* **Problem requirements**: Write out each record below exactly as it appears, with no pictures.

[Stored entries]
_ _ _ _

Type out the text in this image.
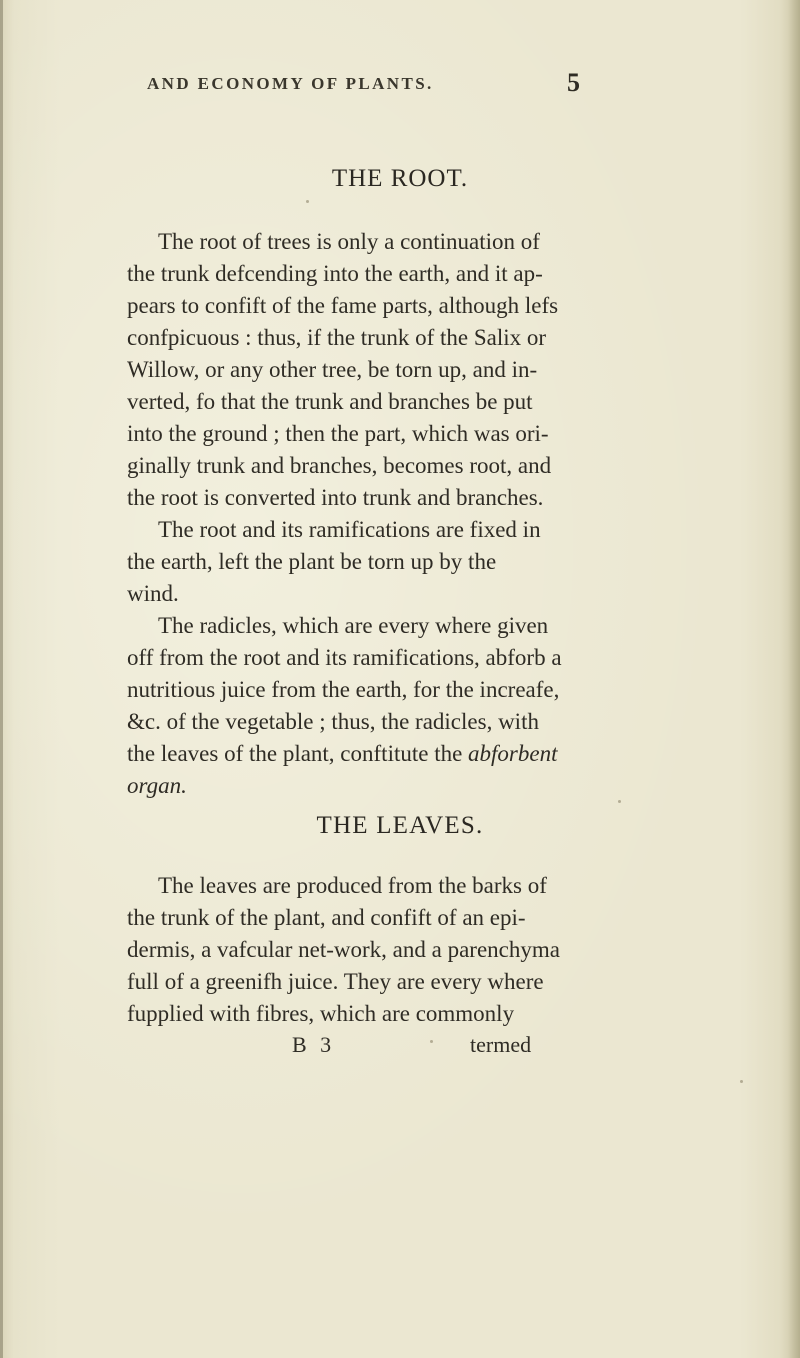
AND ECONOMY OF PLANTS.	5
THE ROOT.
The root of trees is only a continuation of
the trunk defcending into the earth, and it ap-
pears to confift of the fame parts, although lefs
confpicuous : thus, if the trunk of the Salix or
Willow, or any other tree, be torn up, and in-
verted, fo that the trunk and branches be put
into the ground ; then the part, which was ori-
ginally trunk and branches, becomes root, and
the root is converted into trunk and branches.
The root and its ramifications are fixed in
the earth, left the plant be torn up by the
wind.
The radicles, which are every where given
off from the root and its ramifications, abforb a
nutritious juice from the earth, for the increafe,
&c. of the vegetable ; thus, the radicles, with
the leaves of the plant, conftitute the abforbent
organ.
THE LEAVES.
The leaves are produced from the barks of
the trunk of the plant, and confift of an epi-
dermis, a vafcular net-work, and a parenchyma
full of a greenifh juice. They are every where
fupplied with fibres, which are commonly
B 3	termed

_ _ _ _

* **Finished task**:
Type out the text in this image.
AND ECONOMY OF PLANTS.	5
THE ROOT.
The root of trees is only a continuation of
the trunk defcending into the earth, and it ap-
pears to confift of the fame parts, although lefs
confpicuous : thus, if the trunk of the Salix or
Willow, or any other tree, be torn up, and in-
verted, fo that the trunk and branches be put
into the ground ; then the part, which was ori-
ginally trunk and branches, becomes root, and
the root is converted into trunk and branches.
The root and its ramifications are fixed in
the earth, left the plant be torn up by the
wind.
The radicles, which are every where given
off from the root and its ramifications, abforb a
nutritious juice from the earth, for the increafe,
&c. of the vegetable ; thus, the radicles, with
the leaves of the plant, conftitute the abforbent
organ.
THE LEAVES.
The leaves are produced from the barks of
the trunk of the plant, and confift of an epi-
dermis, a vafcular net-work, and a parenchyma
full of a greenifh juice. They are every where
fupplied with fibres, which are commonly
B 3	termed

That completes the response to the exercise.